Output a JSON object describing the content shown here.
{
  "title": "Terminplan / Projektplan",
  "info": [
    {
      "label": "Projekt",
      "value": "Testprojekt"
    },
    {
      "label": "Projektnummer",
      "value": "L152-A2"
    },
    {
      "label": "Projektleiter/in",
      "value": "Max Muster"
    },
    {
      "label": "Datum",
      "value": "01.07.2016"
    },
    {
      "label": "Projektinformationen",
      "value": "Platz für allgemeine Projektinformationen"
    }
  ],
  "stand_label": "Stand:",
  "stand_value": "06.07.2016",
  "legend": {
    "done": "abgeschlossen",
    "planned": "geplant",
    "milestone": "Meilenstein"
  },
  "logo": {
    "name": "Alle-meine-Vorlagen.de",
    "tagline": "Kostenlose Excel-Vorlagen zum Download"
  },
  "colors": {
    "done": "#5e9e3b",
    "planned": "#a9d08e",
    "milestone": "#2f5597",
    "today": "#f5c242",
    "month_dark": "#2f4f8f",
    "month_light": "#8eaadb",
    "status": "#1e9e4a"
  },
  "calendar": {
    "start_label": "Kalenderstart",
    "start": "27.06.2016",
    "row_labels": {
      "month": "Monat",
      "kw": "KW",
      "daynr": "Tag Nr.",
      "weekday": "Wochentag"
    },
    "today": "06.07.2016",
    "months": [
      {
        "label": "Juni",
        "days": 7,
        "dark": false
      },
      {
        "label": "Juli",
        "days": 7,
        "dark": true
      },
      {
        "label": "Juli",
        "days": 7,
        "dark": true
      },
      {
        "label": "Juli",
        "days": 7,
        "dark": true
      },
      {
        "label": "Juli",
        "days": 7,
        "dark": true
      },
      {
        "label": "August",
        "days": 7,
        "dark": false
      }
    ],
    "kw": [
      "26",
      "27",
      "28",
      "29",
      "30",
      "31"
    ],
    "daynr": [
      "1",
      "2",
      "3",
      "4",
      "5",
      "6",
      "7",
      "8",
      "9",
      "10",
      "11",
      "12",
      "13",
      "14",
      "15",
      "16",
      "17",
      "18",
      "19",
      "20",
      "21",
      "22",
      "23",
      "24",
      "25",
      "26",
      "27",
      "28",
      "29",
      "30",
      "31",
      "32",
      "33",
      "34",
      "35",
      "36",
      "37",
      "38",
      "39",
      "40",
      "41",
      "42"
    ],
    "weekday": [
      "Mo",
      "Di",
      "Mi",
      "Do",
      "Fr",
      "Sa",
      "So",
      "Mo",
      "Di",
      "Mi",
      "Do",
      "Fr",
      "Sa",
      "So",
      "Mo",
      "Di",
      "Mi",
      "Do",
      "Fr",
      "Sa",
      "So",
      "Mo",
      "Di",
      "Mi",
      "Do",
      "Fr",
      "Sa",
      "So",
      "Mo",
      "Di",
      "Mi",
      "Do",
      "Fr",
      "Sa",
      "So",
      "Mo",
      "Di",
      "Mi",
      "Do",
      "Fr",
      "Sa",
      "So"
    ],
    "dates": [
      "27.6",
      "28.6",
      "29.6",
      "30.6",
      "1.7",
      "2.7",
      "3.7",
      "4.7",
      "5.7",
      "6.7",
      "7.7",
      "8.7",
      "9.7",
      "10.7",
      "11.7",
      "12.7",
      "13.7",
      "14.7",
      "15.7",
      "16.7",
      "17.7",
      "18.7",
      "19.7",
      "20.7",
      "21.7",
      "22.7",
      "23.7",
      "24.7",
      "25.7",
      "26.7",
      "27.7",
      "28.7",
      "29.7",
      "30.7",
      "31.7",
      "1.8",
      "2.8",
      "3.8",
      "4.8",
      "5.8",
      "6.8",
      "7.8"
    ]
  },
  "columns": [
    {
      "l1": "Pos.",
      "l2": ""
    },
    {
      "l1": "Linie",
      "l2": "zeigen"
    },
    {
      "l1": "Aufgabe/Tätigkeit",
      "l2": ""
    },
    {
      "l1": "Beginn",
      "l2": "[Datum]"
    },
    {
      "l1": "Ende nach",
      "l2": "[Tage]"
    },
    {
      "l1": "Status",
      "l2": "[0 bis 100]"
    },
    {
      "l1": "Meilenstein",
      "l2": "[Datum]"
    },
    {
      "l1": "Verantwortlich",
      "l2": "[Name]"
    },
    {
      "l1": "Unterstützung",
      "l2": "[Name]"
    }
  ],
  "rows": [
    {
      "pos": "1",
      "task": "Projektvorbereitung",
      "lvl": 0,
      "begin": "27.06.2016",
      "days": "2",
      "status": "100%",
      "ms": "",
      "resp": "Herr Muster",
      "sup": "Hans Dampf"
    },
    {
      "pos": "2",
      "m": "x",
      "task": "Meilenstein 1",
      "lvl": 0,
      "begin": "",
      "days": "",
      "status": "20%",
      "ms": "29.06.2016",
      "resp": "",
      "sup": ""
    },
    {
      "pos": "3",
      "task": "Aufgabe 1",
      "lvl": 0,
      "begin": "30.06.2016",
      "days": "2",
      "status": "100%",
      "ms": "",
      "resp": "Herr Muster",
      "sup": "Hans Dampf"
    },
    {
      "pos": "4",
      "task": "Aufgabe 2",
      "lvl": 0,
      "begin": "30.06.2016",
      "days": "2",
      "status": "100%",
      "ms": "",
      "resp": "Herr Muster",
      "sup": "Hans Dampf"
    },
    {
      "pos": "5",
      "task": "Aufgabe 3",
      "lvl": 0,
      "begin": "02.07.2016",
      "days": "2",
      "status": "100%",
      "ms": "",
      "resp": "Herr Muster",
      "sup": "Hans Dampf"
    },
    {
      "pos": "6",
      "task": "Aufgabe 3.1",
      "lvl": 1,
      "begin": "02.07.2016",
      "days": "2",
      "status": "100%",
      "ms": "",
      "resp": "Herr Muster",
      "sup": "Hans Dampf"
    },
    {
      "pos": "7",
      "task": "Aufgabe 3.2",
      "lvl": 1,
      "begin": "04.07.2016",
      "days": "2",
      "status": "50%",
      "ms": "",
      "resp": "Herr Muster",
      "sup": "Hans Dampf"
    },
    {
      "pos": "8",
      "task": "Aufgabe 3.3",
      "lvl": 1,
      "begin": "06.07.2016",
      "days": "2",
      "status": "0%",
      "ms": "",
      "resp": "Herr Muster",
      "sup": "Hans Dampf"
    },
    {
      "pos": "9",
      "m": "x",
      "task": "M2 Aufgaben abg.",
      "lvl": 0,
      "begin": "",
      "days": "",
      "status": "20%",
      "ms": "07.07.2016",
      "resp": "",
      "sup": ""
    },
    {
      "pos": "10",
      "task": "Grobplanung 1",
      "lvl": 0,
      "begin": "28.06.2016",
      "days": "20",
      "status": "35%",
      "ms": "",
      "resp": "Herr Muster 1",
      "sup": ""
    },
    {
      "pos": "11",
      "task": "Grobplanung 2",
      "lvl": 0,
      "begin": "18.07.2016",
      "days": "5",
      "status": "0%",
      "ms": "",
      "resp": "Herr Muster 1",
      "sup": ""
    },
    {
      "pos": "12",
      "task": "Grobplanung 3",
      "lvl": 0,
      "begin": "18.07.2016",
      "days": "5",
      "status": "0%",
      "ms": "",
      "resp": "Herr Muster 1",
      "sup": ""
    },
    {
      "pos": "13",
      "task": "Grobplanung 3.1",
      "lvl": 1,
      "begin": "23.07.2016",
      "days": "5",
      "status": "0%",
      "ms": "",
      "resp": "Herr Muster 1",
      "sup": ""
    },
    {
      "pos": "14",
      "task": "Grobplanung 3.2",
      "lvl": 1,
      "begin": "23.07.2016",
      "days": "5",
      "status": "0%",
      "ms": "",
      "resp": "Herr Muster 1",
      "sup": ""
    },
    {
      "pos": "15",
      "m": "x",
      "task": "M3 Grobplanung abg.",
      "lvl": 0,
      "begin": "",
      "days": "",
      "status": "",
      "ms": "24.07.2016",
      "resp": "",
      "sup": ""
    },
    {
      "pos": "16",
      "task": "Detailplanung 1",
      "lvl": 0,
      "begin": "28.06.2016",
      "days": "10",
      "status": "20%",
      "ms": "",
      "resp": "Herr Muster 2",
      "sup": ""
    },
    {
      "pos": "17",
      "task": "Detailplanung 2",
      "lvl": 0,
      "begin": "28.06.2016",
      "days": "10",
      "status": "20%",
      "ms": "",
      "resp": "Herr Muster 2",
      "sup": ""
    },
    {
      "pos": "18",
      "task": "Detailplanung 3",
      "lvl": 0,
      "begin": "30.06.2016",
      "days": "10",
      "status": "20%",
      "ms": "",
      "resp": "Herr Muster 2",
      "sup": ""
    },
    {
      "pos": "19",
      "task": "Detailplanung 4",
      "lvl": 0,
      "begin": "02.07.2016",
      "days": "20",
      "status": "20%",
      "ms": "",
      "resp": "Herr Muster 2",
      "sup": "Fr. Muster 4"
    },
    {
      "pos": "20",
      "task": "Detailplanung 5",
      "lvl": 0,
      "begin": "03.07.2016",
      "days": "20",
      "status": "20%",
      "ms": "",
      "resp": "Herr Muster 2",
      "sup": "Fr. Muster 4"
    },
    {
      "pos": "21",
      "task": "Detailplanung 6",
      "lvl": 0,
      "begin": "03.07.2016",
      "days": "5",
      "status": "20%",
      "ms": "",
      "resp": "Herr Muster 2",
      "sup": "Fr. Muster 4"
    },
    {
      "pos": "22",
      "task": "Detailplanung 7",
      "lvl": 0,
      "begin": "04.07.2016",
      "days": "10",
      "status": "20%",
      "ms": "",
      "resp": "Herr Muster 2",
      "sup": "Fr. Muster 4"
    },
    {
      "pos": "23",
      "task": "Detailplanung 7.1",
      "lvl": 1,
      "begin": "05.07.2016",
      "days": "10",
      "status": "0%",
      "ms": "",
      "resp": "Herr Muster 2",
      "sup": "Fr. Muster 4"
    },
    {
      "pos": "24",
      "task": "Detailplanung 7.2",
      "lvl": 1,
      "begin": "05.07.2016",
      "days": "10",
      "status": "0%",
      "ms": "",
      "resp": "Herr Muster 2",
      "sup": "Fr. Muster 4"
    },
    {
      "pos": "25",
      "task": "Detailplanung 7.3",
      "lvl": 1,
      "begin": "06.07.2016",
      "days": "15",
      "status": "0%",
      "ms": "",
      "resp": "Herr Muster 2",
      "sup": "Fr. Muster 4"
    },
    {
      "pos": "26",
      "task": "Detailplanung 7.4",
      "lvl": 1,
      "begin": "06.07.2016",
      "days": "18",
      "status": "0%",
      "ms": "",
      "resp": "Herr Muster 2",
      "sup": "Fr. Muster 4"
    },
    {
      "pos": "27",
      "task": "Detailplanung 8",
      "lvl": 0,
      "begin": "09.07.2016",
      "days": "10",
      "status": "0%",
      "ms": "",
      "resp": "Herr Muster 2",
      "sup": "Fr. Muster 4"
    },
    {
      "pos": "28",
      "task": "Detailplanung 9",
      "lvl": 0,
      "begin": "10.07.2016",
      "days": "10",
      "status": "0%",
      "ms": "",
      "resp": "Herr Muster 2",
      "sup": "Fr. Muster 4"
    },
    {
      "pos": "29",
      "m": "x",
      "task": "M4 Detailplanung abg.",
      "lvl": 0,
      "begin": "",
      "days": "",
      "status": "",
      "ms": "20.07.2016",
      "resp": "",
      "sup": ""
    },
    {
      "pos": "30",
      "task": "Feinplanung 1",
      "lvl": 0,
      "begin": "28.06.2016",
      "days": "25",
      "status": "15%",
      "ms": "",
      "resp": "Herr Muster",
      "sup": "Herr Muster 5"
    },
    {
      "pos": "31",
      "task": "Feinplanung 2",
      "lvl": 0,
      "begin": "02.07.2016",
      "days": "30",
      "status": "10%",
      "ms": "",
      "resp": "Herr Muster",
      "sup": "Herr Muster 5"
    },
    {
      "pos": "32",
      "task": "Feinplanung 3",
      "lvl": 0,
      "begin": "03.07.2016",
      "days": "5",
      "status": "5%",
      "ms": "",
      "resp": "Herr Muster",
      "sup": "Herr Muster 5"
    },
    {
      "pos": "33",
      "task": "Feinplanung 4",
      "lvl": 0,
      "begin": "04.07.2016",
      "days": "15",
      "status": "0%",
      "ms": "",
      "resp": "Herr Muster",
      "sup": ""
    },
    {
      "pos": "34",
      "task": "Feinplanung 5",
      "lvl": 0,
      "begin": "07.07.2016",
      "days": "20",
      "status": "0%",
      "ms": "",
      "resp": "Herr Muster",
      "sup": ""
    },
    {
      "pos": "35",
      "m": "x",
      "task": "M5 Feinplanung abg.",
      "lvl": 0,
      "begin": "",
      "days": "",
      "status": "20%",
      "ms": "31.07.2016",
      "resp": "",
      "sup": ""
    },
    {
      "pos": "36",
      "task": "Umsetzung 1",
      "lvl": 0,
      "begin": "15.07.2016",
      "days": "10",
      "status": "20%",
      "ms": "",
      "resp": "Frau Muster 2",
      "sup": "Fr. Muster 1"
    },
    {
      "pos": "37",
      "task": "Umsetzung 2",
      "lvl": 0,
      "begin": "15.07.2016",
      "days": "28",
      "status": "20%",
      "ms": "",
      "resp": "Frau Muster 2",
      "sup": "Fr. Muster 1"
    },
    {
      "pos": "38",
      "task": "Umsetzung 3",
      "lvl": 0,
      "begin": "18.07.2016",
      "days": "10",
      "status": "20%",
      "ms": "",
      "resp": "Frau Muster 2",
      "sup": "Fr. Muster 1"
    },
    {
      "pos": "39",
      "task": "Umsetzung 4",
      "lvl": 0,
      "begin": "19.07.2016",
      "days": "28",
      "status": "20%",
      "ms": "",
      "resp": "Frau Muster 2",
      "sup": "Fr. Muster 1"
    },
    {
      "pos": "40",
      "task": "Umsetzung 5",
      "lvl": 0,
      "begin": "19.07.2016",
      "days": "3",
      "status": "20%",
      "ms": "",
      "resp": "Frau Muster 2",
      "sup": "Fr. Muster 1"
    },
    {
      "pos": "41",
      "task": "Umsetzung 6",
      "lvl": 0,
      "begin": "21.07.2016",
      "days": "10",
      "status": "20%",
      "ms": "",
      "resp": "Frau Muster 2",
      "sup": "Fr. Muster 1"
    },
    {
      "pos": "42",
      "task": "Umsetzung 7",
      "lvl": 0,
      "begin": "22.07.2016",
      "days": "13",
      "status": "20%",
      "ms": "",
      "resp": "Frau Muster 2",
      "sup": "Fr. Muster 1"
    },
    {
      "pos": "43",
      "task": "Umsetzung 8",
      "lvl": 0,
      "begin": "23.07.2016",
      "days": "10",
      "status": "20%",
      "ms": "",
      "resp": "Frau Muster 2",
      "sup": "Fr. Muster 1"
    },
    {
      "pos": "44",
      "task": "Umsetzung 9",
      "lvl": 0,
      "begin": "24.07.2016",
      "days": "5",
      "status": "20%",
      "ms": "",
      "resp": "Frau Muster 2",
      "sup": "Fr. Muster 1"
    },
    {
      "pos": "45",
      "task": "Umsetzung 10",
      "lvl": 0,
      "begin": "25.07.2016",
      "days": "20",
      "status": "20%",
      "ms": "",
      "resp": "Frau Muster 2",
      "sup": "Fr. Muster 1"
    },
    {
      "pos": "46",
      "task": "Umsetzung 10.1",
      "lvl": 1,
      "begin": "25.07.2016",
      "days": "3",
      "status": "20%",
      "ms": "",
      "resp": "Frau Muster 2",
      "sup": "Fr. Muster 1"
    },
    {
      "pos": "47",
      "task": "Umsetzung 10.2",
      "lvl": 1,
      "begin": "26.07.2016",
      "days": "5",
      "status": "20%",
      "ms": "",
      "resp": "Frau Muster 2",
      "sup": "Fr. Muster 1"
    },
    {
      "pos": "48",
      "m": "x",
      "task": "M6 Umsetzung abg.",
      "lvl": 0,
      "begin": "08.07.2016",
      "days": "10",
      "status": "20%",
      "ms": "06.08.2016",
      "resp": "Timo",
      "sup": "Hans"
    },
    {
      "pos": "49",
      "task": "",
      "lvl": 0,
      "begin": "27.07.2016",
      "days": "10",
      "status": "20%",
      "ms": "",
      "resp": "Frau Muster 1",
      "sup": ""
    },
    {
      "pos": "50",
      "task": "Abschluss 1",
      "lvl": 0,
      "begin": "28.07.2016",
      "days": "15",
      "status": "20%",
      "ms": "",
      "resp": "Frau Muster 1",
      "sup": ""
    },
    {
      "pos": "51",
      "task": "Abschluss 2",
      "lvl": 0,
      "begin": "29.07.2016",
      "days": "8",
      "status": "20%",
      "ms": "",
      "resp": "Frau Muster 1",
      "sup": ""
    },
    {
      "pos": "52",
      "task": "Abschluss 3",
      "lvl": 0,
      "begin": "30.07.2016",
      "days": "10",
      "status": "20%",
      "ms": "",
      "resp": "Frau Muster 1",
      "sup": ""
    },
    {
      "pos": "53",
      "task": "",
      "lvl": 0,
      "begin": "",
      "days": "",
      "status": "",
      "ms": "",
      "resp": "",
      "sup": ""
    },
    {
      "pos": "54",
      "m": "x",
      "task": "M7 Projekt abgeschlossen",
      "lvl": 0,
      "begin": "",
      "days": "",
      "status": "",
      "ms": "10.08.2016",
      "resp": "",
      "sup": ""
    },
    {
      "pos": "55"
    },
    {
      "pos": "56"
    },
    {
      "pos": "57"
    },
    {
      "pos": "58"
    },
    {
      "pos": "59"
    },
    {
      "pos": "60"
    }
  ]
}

WHAT IS BEING ASKED: Show the lines of the material that contain the word "Vorlagen".

CORRECT OUTPUT:
    "name": "Alle-meine-Vorlagen.de",
    "tagline": "Kostenlose Excel-Vorlagen zum Download"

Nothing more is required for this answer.